____ Dataset excerpts

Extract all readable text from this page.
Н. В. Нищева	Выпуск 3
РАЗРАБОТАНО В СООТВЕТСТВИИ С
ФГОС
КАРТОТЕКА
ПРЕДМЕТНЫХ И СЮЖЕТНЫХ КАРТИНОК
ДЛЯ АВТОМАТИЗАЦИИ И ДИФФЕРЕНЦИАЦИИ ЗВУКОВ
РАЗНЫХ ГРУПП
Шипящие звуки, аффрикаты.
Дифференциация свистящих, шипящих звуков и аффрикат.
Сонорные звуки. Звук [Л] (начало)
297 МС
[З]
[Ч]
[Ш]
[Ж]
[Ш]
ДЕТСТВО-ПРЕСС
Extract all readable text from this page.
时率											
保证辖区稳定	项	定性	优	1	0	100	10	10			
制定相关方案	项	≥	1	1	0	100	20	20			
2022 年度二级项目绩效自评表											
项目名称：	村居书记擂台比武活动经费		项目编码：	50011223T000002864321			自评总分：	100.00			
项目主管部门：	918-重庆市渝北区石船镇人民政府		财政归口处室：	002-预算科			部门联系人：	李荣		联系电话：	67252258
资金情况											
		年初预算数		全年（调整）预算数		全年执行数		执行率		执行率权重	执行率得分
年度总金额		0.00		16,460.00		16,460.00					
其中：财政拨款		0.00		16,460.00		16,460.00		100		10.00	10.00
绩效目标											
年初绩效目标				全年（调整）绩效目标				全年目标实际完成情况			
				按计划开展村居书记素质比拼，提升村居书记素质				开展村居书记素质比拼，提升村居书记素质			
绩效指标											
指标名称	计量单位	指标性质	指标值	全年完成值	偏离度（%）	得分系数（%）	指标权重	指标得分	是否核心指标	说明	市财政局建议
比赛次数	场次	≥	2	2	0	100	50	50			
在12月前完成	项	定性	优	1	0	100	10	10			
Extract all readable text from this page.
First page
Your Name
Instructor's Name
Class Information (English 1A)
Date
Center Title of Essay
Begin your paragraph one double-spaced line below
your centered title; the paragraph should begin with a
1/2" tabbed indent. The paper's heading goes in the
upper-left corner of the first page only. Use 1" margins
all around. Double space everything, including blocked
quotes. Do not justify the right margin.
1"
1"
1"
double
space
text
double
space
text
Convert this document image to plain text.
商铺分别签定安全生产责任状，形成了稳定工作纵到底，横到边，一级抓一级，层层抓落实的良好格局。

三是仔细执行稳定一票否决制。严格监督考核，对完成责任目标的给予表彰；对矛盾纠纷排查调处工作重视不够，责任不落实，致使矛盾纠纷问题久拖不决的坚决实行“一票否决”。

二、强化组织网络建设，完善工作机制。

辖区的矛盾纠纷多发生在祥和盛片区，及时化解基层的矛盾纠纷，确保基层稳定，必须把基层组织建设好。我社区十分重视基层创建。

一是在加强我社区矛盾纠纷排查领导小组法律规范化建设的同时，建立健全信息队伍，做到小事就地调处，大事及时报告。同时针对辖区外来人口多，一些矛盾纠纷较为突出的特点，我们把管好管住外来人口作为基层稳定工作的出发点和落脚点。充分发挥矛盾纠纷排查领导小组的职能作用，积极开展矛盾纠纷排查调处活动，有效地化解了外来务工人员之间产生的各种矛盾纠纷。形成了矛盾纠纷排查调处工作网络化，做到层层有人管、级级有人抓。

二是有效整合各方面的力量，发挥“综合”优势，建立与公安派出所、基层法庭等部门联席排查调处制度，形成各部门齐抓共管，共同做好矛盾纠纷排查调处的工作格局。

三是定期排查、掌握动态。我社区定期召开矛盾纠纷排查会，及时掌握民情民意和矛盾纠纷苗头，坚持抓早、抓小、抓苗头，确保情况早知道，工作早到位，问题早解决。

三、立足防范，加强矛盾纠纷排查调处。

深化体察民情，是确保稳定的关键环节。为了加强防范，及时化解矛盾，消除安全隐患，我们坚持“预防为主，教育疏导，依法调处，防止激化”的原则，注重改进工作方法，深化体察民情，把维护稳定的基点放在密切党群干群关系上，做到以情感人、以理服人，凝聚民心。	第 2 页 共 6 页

________

> _Your task_
Begin with the line that contains "Convert this document image to plain text." and end with the last line of the records; set down every line in that span exactly, and nothing else.

> _Full response_
Convert this document image to plain text.
商铺分别签定安全生产责任状，形成了稳定工作纵到底，横到边，一级抓一级，层层抓落实的良好格局。

三是仔细执行稳定一票否决制。严格监督考核，对完成责任目标的给予表彰；对矛盾纠纷排查调处工作重视不够，责任不落实，致使矛盾纠纷问题久拖不决的坚决实行“一票否决”。

二、强化组织网络建设，完善工作机制。

辖区的矛盾纠纷多发生在祥和盛片区，及时化解基层的矛盾纠纷，确保基层稳定，必须把基层组织建设好。我社区十分重视基层创建。

一是在加强我社区矛盾纠纷排查领导小组法律规范化建设的同时，建立健全信息队伍，做到小事就地调处，大事及时报告。同时针对辖区外来人口多，一些矛盾纠纷较为突出的特点，我们把管好管住外来人口作为基层稳定工作的出发点和落脚点。充分发挥矛盾纠纷排查领导小组的职能作用，积极开展矛盾纠纷排查调处活动，有效地化解了外来务工人员之间产生的各种矛盾纠纷。形成了矛盾纠纷排查调处工作网络化，做到层层有人管、级级有人抓。

二是有效整合各方面的力量，发挥“综合”优势，建立与公安派出所、基层法庭等部门联席排查调处制度，形成各部门齐抓共管，共同做好矛盾纠纷排查调处的工作格局。

三是定期排查、掌握动态。我社区定期召开矛盾纠纷排查会，及时掌握民情民意和矛盾纠纷苗头，坚持抓早、抓小、抓苗头，确保情况早知道，工作早到位，问题早解决。

三、立足防范，加强矛盾纠纷排查调处。

深化体察民情，是确保稳定的关键环节。为了加强防范，及时化解矛盾，消除安全隐患，我们坚持“预防为主，教育疏导，依法调处，防止激化”的原则，注重改进工作方法，深化体察民情，把维护稳定的基点放在密切党群干群关系上，做到以情感人、以理服人，凝聚民心。	第 2 页 共 6 页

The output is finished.